● WORK INSTRUCTIONS
Transcribe each line below word for word.

------ GIVEN DATA

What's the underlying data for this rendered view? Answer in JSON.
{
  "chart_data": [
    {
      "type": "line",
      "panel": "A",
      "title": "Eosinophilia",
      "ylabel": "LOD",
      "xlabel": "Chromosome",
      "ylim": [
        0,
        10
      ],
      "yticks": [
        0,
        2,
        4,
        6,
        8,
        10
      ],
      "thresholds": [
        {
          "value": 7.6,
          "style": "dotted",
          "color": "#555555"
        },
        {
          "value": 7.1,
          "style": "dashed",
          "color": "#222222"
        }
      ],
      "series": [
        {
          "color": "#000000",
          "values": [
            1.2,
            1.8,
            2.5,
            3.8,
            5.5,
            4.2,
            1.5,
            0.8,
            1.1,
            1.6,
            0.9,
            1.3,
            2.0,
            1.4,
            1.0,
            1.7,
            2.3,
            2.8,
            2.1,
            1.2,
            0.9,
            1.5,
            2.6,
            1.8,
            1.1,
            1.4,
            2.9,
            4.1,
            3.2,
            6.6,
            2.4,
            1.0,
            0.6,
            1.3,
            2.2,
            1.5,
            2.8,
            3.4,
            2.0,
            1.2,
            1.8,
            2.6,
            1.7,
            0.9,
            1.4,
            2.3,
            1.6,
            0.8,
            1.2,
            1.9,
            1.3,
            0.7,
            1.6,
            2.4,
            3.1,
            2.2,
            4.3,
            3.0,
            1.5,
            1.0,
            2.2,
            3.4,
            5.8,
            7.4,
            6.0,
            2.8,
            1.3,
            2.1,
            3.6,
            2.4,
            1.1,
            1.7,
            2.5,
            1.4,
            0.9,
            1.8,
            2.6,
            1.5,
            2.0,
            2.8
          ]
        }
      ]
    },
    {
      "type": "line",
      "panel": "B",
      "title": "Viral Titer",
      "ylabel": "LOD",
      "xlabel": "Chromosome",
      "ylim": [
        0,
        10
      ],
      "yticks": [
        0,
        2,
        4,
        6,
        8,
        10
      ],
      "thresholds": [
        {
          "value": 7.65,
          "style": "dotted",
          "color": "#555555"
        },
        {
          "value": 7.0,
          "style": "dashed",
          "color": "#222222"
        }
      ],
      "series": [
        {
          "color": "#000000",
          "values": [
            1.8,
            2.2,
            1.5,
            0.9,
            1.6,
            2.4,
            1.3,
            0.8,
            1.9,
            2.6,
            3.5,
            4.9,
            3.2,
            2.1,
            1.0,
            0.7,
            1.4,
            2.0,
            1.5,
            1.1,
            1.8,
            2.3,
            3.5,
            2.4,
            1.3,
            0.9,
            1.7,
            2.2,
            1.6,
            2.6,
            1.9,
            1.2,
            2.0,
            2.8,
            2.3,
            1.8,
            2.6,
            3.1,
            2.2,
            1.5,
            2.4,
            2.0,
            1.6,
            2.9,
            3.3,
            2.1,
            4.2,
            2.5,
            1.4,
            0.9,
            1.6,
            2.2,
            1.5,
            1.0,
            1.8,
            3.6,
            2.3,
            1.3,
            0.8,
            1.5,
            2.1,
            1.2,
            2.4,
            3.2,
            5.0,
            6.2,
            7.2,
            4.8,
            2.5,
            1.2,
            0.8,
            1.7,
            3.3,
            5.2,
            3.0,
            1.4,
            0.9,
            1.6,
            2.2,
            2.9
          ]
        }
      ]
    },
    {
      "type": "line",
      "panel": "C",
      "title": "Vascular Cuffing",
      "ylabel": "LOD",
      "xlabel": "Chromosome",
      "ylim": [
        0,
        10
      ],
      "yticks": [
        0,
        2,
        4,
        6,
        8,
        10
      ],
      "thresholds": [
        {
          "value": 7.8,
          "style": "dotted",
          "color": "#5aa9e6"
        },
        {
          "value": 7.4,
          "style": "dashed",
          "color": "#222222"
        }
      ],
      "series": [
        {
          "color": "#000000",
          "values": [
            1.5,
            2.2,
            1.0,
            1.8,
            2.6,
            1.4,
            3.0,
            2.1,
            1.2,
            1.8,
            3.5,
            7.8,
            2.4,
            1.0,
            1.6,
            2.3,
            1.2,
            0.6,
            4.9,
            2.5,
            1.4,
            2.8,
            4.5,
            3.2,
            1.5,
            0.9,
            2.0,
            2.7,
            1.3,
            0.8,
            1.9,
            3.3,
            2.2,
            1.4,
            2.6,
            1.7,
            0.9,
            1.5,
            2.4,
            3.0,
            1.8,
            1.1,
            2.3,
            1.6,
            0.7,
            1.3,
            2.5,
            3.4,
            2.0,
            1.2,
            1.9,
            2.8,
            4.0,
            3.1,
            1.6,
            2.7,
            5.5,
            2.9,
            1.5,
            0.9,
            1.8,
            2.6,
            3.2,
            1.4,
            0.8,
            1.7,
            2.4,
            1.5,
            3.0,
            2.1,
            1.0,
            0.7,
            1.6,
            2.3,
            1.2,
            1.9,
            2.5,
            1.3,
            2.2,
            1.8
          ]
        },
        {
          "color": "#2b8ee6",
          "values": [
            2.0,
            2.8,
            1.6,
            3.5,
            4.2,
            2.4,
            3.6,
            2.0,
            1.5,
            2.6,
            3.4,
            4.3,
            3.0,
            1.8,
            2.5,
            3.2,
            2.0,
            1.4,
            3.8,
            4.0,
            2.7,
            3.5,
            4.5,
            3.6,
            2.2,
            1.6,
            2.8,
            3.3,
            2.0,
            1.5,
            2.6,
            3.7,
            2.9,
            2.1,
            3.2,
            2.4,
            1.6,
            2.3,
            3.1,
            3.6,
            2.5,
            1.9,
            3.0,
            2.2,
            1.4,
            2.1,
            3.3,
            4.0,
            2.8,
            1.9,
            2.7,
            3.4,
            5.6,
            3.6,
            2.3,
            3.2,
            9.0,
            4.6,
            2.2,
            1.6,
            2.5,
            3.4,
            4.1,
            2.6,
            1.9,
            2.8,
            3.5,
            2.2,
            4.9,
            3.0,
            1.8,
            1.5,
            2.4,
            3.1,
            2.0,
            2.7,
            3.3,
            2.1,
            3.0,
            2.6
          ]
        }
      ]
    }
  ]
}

------------

● RESPONSE TO THIS EXERCISE
What's the underlying data for this rendered view? Answer in JSON.
{
  "chart_data": [
    {
      "type": "line",
      "panel": "A",
      "title": "Eosinophilia",
      "ylabel": "LOD",
      "xlabel": "Chromosome",
      "ylim": [
        0,
        10
      ],
      "yticks": [
        0,
        2,
        4,
        6,
        8,
        10
      ],
      "thresholds": [
        {
          "value": 7.6,
          "style": "dotted",
          "color": "#555555"
        },
        {
          "value": 7.1,
          "style": "dashed",
          "color": "#222222"
        }
      ],
      "series": [
        {
          "color": "#000000",
          "values": [
            1.2,
            1.8,
            2.5,
            3.8,
            5.5,
            4.2,
            1.5,
            0.8,
            1.1,
            1.6,
            0.9,
            1.3,
            2.0,
            1.4,
            1.0,
            1.7,
            2.3,
            2.8,
            2.1,
            1.2,
            0.9,
            1.5,
            2.6,
            1.8,
            1.1,
            1.4,
            2.9,
            4.1,
            3.2,
            6.6,
            2.4,
            1.0,
            0.6,
            1.3,
            2.2,
            1.5,
            2.8,
            3.4,
            2.0,
            1.2,
            1.8,
            2.6,
            1.7,
            0.9,
            1.4,
            2.3,
            1.6,
            0.8,
            1.2,
            1.9,
            1.3,
            0.7,
            1.6,
            2.4,
            3.1,
            2.2,
            4.3,
            3.0,
            1.5,
            1.0,
            2.2,
            3.4,
            5.8,
            7.4,
            6.0,
            2.8,
            1.3,
            2.1,
            3.6,
            2.4,
            1.1,
            1.7,
            2.5,
            1.4,
            0.9,
            1.8,
            2.6,
            1.5,
            2.0,
            2.8
          ]
        }
      ]
    },
    {
      "type": "line",
      "panel": "B",
      "title": "Viral Titer",
      "ylabel": "LOD",
      "xlabel": "Chromosome",
      "ylim": [
        0,
        10
      ],
      "yticks": [
        0,
        2,
        4,
        6,
        8,
        10
      ],
      "thresholds": [
        {
          "value": 7.65,
          "style": "dotted",
          "color": "#555555"
        },
        {
          "value": 7.0,
          "style": "dashed",
          "color": "#222222"
        }
      ],
      "series": [
        {
          "color": "#000000",
          "values": [
            1.8,
            2.2,
            1.5,
            0.9,
            1.6,
            2.4,
            1.3,
            0.8,
            1.9,
            2.6,
            3.5,
            4.9,
            3.2,
            2.1,
            1.0,
            0.7,
            1.4,
            2.0,
            1.5,
            1.1,
            1.8,
            2.3,
            3.5,
            2.4,
            1.3,
            0.9,
            1.7,
            2.2,
            1.6,
            2.6,
            1.9,
            1.2,
            2.0,
            2.8,
            2.3,
            1.8,
            2.6,
            3.1,
            2.2,
            1.5,
            2.4,
            2.0,
            1.6,
            2.9,
            3.3,
            2.1,
            4.2,
            2.5,
            1.4,
            0.9,
            1.6,
            2.2,
            1.5,
            1.0,
            1.8,
            3.6,
            2.3,
            1.3,
            0.8,
            1.5,
            2.1,
            1.2,
            2.4,
            3.2,
            5.0,
            6.2,
            7.2,
            4.8,
            2.5,
            1.2,
            0.8,
            1.7,
            3.3,
            5.2,
            3.0,
            1.4,
            0.9,
            1.6,
            2.2,
            2.9
          ]
        }
      ]
    },
    {
      "type": "line",
      "panel": "C",
      "title": "Vascular Cuffing",
      "ylabel": "LOD",
      "xlabel": "Chromosome",
      "ylim": [
        0,
        10
      ],
      "yticks": [
        0,
        2,
        4,
        6,
        8,
        10
      ],
      "thresholds": [
        {
          "value": 7.8,
          "style": "dotted",
          "color": "#5aa9e6"
        },
        {
          "value": 7.4,
          "style": "dashed",
          "color": "#222222"
        }
      ],
      "series": [
        {
          "color": "#000000",
          "values": [
            1.5,
            2.2,
            1.0,
            1.8,
            2.6,
            1.4,
            3.0,
            2.1,
            1.2,
            1.8,
            3.5,
            7.8,
            2.4,
            1.0,
            1.6,
            2.3,
            1.2,
            0.6,
            4.9,
            2.5,
            1.4,
            2.8,
            4.5,
            3.2,
            1.5,
            0.9,
            2.0,
            2.7,
            1.3,
            0.8,
            1.9,
            3.3,
            2.2,
            1.4,
            2.6,
            1.7,
            0.9,
            1.5,
            2.4,
            3.0,
            1.8,
            1.1,
            2.3,
            1.6,
            0.7,
            1.3,
            2.5,
            3.4,
            2.0,
            1.2,
            1.9,
            2.8,
            4.0,
            3.1,
            1.6,
            2.7,
            5.5,
            2.9,
            1.5,
            0.9,
            1.8,
            2.6,
            3.2,
            1.4,
            0.8,
            1.7,
            2.4,
            1.5,
            3.0,
            2.1,
            1.0,
            0.7,
            1.6,
            2.3,
            1.2,
            1.9,
            2.5,
            1.3,
            2.2,
            1.8
          ]
        },
        {
          "color": "#2b8ee6",
          "values": [
            2.0,
            2.8,
            1.6,
            3.5,
            4.2,
            2.4,
            3.6,
            2.0,
            1.5,
            2.6,
            3.4,
            4.3,
            3.0,
            1.8,
            2.5,
            3.2,
            2.0,
            1.4,
            3.8,
            4.0,
            2.7,
            3.5,
            4.5,
            3.6,
            2.2,
            1.6,
            2.8,
            3.3,
            2.0,
            1.5,
            2.6,
            3.7,
            2.9,
            2.1,
            3.2,
            2.4,
            1.6,
            2.3,
            3.1,
            3.6,
            2.5,
            1.9,
            3.0,
            2.2,
            1.4,
            2.1,
            3.3,
            4.0,
            2.8,
            1.9,
            2.7,
            3.4,
            5.6,
            3.6,
            2.3,
            3.2,
            9.0,
            4.6,
            2.2,
            1.6,
            2.5,
            3.4,
            4.1,
            2.6,
            1.9,
            2.8,
            3.5,
            2.2,
            4.9,
            3.0,
            1.8,
            1.5,
            2.4,
            3.1,
            2.0,
            2.7,
            3.3,
            2.1,
            3.0,
            2.6
          ]
        }
      ]
    }
  ]
}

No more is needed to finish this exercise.